[RECORDS FOR THE TASK]

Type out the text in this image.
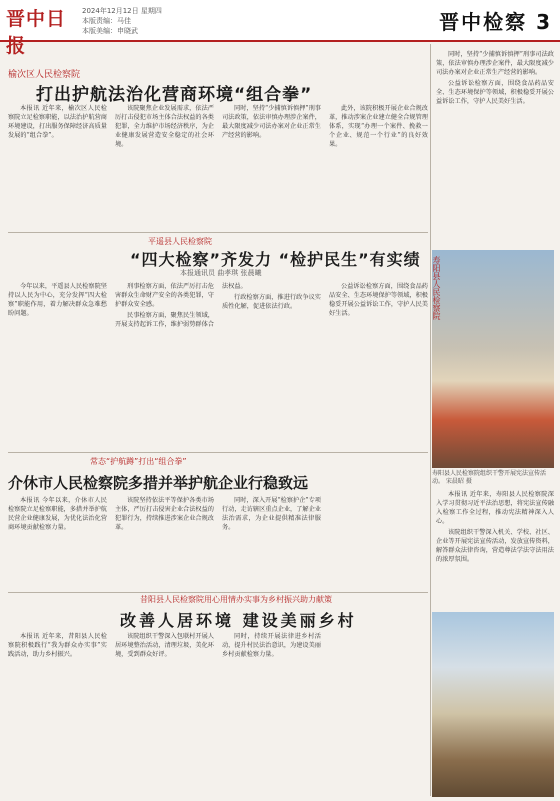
晋中日报
2024年12月12日 星期四
本版责编：马佳
本版美编：申晓武	晋中检察 3
榆次区人民检察院
打出护航法治化营商环境“组合拳”

本报讯 近年来，榆次区人民检察院立足检察职能，以法治护航营商环境建设，打出服务保障经济高质量发展的“组合拳”。

该院聚焦企业发展需求，依法严厉打击侵犯市场主体合法权益的各类犯罪，全力维护市场经济秩序，为企业健康发展营造安全稳定的社会环境。

同时，坚持“少捕慎诉慎押”刑事司法政策，依法审慎办理涉企案件，最大限度减少司法办案对企业正常生产经营的影响。

此外，该院积极开展企业合规改革，推动涉案企业建立健全合规管理体系，实现“办理一个案件、挽救一个企业、规范一个行业”的良好效果。

平遥县人民检察院
“四大检察”齐发力 “检护民生”有实绩
本报通讯员 曲孝琪 张晨曦

今年以来，平遥县人民检察院坚持以人民为中心，充分发挥“四大检察”职能作用，着力解决群众急难愁盼问题。

刑事检察方面，依法严厉打击危害群众生命财产安全的各类犯罪，守护群众安全感。

民事检察方面，聚焦民生领域，开展支持起诉工作，维护弱势群体合法权益。

行政检察方面，推进行政争议实质性化解，促进依法行政。

公益诉讼检察方面，围绕食品药品安全、生态环境保护等领域，积极稳妥开展公益诉讼工作，守护人民美好生活。

常态“护航蹲”打出“组合拳”
介休市人民检察院多措并举护航企业行稳致远

本报讯 今年以来，介休市人民检察院立足检察职能，多措并举护航民营企业健康发展，为优化法治化营商环境贡献检察力量。

该院坚持依法平等保护各类市场主体，严厉打击侵害企业合法权益的犯罪行为，持续推进涉案企业合规改革。

同时，深入开展“检察护企”专项行动，走访辖区重点企业，了解企业法治需求，为企业提供精准法律服务。

昔阳县人民检察院用心用情办实事为乡村振兴助力献策
改善人居环境 建设美丽乡村

本报讯 近年来，昔阳县人民检察院积极践行“我为群众办实事”实践活动，助力乡村振兴。

该院组织干警深入包联村开展人居环境整治活动，清理垃圾，美化环境，受到群众好评。

同时，持续开展法律进乡村活动，提升村民法治意识，为建设美丽乡村贡献检察力量。

同时，坚持“少捕慎诉慎押”刑事司法政策，依法审慎办理涉企案件，最大限度减少司法办案对企业正常生产经营的影响。

公益诉讼检察方面，围绕食品药品安全、生态环境保护等领域，积极稳妥开展公益诉讼工作，守护人民美好生活。

寿阳县人民检察院组织干警开展宪法宣传活动。 宋晨昭 摄
寿阳县人民检察院

本报讯 近年来，寿阳县人民检察院深入学习贯彻习近平法治思想，将宪法宣传融入检察工作全过程，推动宪法精神深入人心。

该院组织干警深入机关、学校、社区、企业等开展宪法宣传活动，发放宣传资料，解答群众法律咨询，营造尊法学法守法用法的浓厚氛围。
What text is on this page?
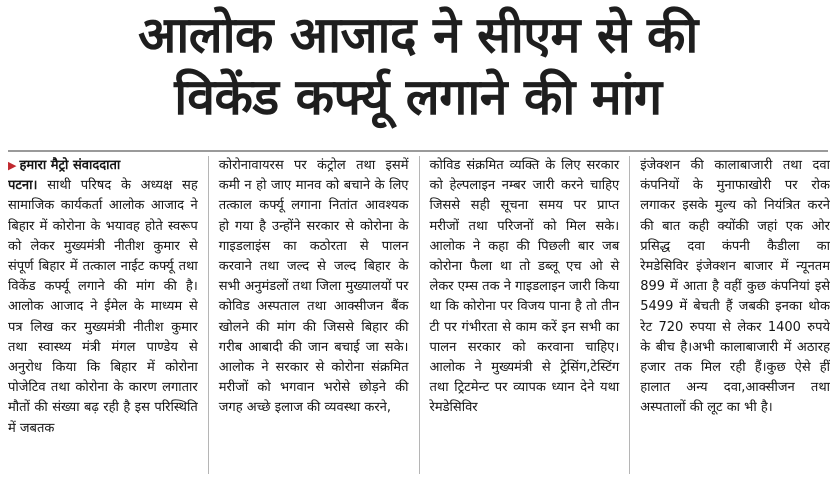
आलोक आजाद ने सीएम से की
विकेंड कर्फ्यू लगाने की मांग
▶ हमारा मैट्रो संवाददाता
पटना। साथी परिषद के अध्यक्ष सह सामाजिक कार्यकर्ता आलोक आजाद ने बिहार में कोरोना के भयावह होते स्वरूप को लेकर मुख्यमंत्री नीतीश कुमार से संपूर्ण बिहार में तत्काल नाईट कर्फ्यू तथा विकेंड कर्फ्यू लगाने की मांग की है। आलोक आजाद ने ईमेल के माध्यम से पत्र लिख कर मुख्यमंत्री नीतीश कुमार तथा स्वास्थ्य मंत्री मंगल पाण्डेय से अनुरोध किया कि बिहार में कोरोना पोजेटिव तथा कोरोना के कारण लगातार मौतों की संख्या बढ़ रही है इस परिस्थिति में जबतक
कोरोनावायरस पर कंट्रोल तथा इसमें कमी न हो जाए मानव को बचाने के लिए तत्काल कर्फ्यू लगाना नितांत आवश्यक हो गया है उन्होंने सरकार से कोरोना के गाइडलाइंस का कठोरता से पालन करवाने तथा जल्द से जल्द बिहार के सभी अनुमंडलों तथा जिला मुख्यालयों पर कोविड अस्पताल तथा आक्सीजन बैंक खोलने की मांग की जिससे बिहार की गरीब आबादी की जान बचाई जा सके। आलोक ने सरकार से कोरोना संक्रमित मरीजों को भगवान भरोसे छोड़ने की जगह अच्छे इलाज की व्यवस्था करने,
कोविड संक्रमित व्यक्ति के लिए सरकार को हेल्पलाइन नम्बर जारी करने चाहिए जिससे सही सूचना समय पर प्राप्त मरीजों तथा परिजनों को मिल सके। आलोक ने कहा की पिछली बार जब कोरोना फैला था तो डब्लू एच ओ से लेकर एम्स तक ने गाइडलाइन जारी किया था कि कोरोना पर विजय पाना है तो तीन टी पर गंभीरता से काम करें इन सभी का पालन सरकार को करवाना चाहिए। आलोक ने मुख्यमंत्री से ट्रेसिंग,टेस्टिंग तथा ट्रिटमेन्ट पर व्यापक ध्यान देने यथा रेमडेसिविर
इंजेक्शन की कालाबाजारी तथा दवा कंपनियों के मुनाफाखोरी पर रोक लगाकर इसके मुल्य को नियंत्रित करने की बात कही क्योंकी जहां एक ओर प्रसिद्ध दवा कंपनी कैडीला का रेमडेसिविर इंजेक्शन बाजार में न्यूनतम 899 में आता है वहीं कुछ कंपनियां इसे 5499 में बेचती हैं जबकी इनका थोक रेट 720 रुपया से लेकर 1400 रुपये के बीच है।अभी कालाबाजारी में अठारह हजार तक मिल रही हैं।कुछ ऐसे हीं हालात अन्य दवा,आक्सीजन तथा अस्पतालों की लूट का भी है।
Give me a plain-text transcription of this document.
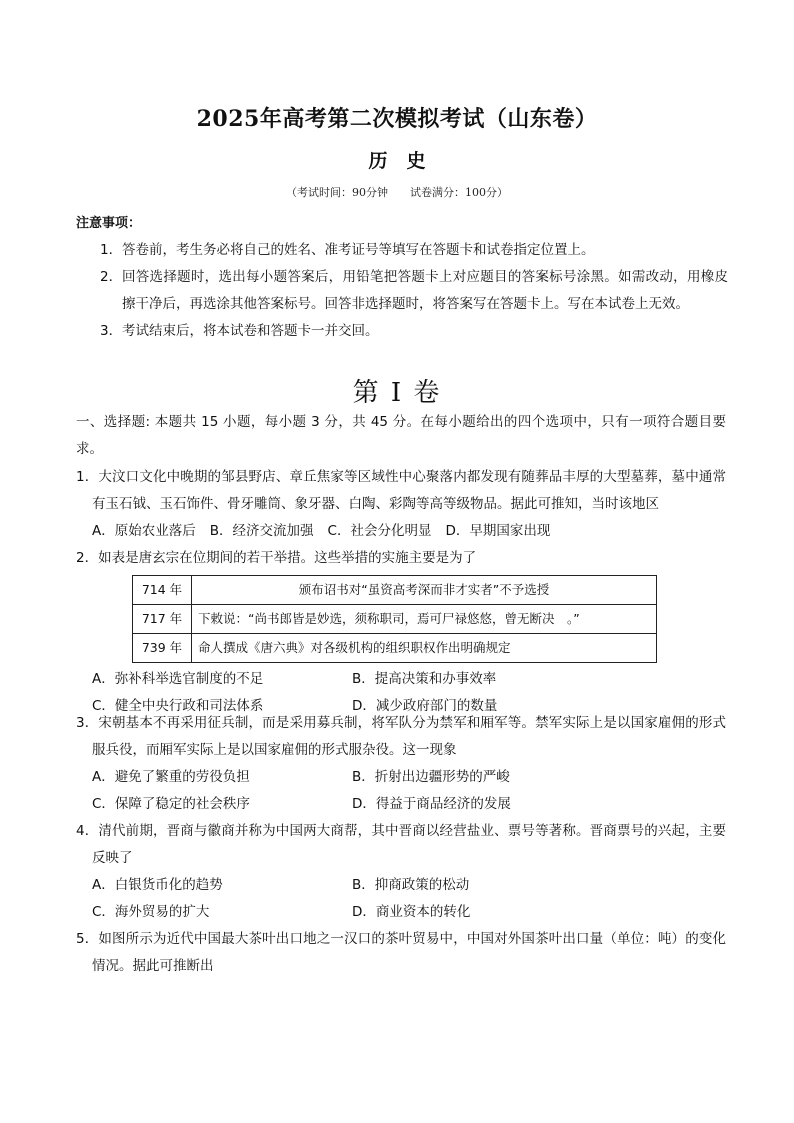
2025年高考第二次模拟考试（山东卷）
历　史
（考试时间：90分钟　　试卷满分：100分）
注意事项：
1． 答卷前，考生务必将自己的姓名、准考证号等填写在答题卡和试卷指定位置上。
2． 回答选择题时，选出每小题答案后，用铅笔把答题卡上对应题目的答案标号涂黑。如需改动，用橡皮擦干净后，再选涂其他答案标号。回答非选择题时，将答案写在答题卡上。写在本试卷上无效。
3． 考试结束后，将本试卷和答题卡一并交回。
第 I 卷
一、选择题: 本题共 15 小题，每小题 3 分，共 45 分。在每小题给出的四个选项中，只有一项符合题目要求。
1．大汶口文化中晚期的邹县野店、章丘焦家等区域性中心聚落内都发现有随葬品丰厚的大型墓葬，墓中通常有玉石钺、玉石饰件、骨牙雕筒、象牙器、白陶、彩陶等高等级物品。据此可推知，当时该地区
A．原始农业落后 B．经济交流加强 C．社会分化明显 D．早期国家出现
2．如表是唐玄宗在位期间的若干举措。这些举措的实施主要是为了
714 年	颁布诏书对“虽资高考深而非才实者”不予选授
717 年	下敕说：“尚书郎皆是妙选，须称职司，焉可尸禄悠悠，曾无断决　。”
739 年	命人撰成《唐六典》对各级机构的组织职权作出明确规定
A．弥补科举选官制度的不足	B．提高决策和办事效率
C．健全中央行政和司法体系	D．减少政府部门的数量
3．宋朝基本不再采用征兵制，而是采用募兵制，将军队分为禁军和厢军等。禁军实际上是以国家雇佣的形式服兵役，而厢军实际上是以国家雇佣的形式服杂役。这一现象
A．避免了繁重的劳役负担	B．折射出边疆形势的严峻
C．保障了稳定的社会秩序	D．得益于商品经济的发展
4．清代前期，晋商与徽商并称为中国两大商帮，其中晋商以经营盐业、票号等著称。晋商票号的兴起，主要反映了
A．白银货币化的趋势	B．抑商政策的松动
C．海外贸易的扩大	D．商业资本的转化
5．如图所示为近代中国最大茶叶出口地之一汉口的茶叶贸易中，中国对外国茶叶出口量（单位：吨）的变化情况。据此可推断出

[WHAT IS NEEDED] Only the lines from the line containing "Give me a plain-text" through the end of the data are to be reproduced, exactly and with both ends included; pictures are omitted.

[PROBLEM SOLUTION]
Give me a plain-text transcription of this document.
2025年高考第二次模拟考试（山东卷）
历　史
（考试时间：90分钟　　试卷满分：100分）
注意事项：
1． 答卷前，考生务必将自己的姓名、准考证号等填写在答题卡和试卷指定位置上。
2． 回答选择题时，选出每小题答案后，用铅笔把答题卡上对应题目的答案标号涂黑。如需改动，用橡皮擦干净后，再选涂其他答案标号。回答非选择题时，将答案写在答题卡上。写在本试卷上无效。
3． 考试结束后，将本试卷和答题卡一并交回。
第 I 卷
一、选择题: 本题共 15 小题，每小题 3 分，共 45 分。在每小题给出的四个选项中，只有一项符合题目要求。
1．大汶口文化中晚期的邹县野店、章丘焦家等区域性中心聚落内都发现有随葬品丰厚的大型墓葬，墓中通常有玉石钺、玉石饰件、骨牙雕筒、象牙器、白陶、彩陶等高等级物品。据此可推知，当时该地区
A．原始农业落后 B．经济交流加强 C．社会分化明显 D．早期国家出现
2．如表是唐玄宗在位期间的若干举措。这些举措的实施主要是为了
714 年	颁布诏书对“虽资高考深而非才实者”不予选授
717 年	下敕说：“尚书郎皆是妙选，须称职司，焉可尸禄悠悠，曾无断决　。”
739 年	命人撰成《唐六典》对各级机构的组织职权作出明确规定
A．弥补科举选官制度的不足	B．提高决策和办事效率
C．健全中央行政和司法体系	D．减少政府部门的数量
3．宋朝基本不再采用征兵制，而是采用募兵制，将军队分为禁军和厢军等。禁军实际上是以国家雇佣的形式服兵役，而厢军实际上是以国家雇佣的形式服杂役。这一现象
A．避免了繁重的劳役负担	B．折射出边疆形势的严峻
C．保障了稳定的社会秩序	D．得益于商品经济的发展
4．清代前期，晋商与徽商并称为中国两大商帮，其中晋商以经营盐业、票号等著称。晋商票号的兴起，主要反映了
A．白银货币化的趋势	B．抑商政策的松动
C．海外贸易的扩大	D．商业资本的转化
5．如图所示为近代中国最大茶叶出口地之一汉口的茶叶贸易中，中国对外国茶叶出口量（单位：吨）的变化情况。据此可推断出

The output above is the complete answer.